| JOB |
All of the listing below must be repeated word for word. Pictures are the only thing to omit.

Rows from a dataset
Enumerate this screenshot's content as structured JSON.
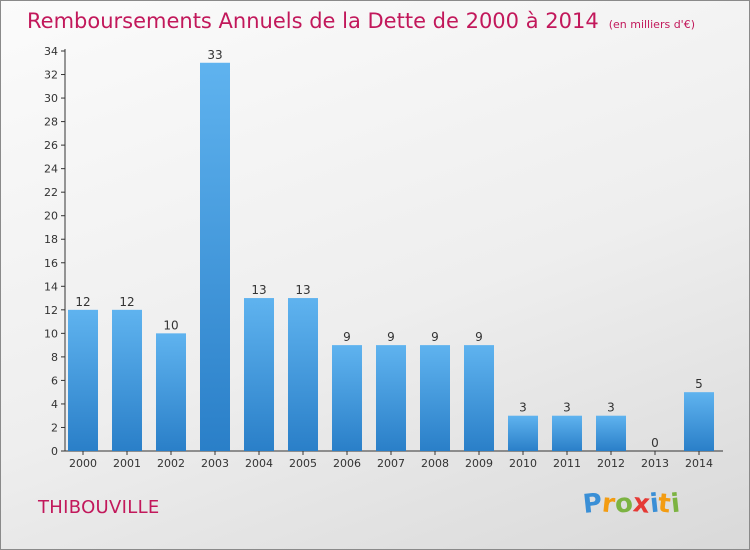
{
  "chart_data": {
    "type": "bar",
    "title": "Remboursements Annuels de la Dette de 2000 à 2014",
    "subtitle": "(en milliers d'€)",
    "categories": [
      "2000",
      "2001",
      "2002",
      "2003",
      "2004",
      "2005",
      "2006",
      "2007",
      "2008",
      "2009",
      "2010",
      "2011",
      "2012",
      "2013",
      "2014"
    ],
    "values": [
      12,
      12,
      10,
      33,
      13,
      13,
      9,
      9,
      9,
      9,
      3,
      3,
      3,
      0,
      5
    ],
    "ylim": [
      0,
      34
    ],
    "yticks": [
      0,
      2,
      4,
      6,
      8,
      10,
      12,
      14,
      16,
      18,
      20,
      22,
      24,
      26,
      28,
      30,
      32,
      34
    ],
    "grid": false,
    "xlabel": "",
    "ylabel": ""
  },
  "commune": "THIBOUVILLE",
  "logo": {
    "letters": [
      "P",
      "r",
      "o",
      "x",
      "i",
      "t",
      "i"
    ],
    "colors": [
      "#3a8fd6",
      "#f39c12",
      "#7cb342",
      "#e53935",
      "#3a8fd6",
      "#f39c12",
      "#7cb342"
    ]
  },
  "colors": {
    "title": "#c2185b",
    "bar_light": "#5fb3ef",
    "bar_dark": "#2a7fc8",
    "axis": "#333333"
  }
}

| WRITTEN ANSWER |
Enumerate this screenshot's content as structured JSON.
{
  "chart_data": {
    "type": "bar",
    "title": "Remboursements Annuels de la Dette de 2000 à 2014",
    "subtitle": "(en milliers d'€)",
    "categories": [
      "2000",
      "2001",
      "2002",
      "2003",
      "2004",
      "2005",
      "2006",
      "2007",
      "2008",
      "2009",
      "2010",
      "2011",
      "2012",
      "2013",
      "2014"
    ],
    "values": [
      12,
      12,
      10,
      33,
      13,
      13,
      9,
      9,
      9,
      9,
      3,
      3,
      3,
      0,
      5
    ],
    "ylim": [
      0,
      34
    ],
    "yticks": [
      0,
      2,
      4,
      6,
      8,
      10,
      12,
      14,
      16,
      18,
      20,
      22,
      24,
      26,
      28,
      30,
      32,
      34
    ],
    "grid": false,
    "xlabel": "",
    "ylabel": ""
  },
  "commune": "THIBOUVILLE",
  "logo": {
    "letters": [
      "P",
      "r",
      "o",
      "x",
      "i",
      "t",
      "i"
    ],
    "colors": [
      "#3a8fd6",
      "#f39c12",
      "#7cb342",
      "#e53935",
      "#3a8fd6",
      "#f39c12",
      "#7cb342"
    ]
  },
  "colors": {
    "title": "#c2185b",
    "bar_light": "#5fb3ef",
    "bar_dark": "#2a7fc8",
    "axis": "#333333"
  }
}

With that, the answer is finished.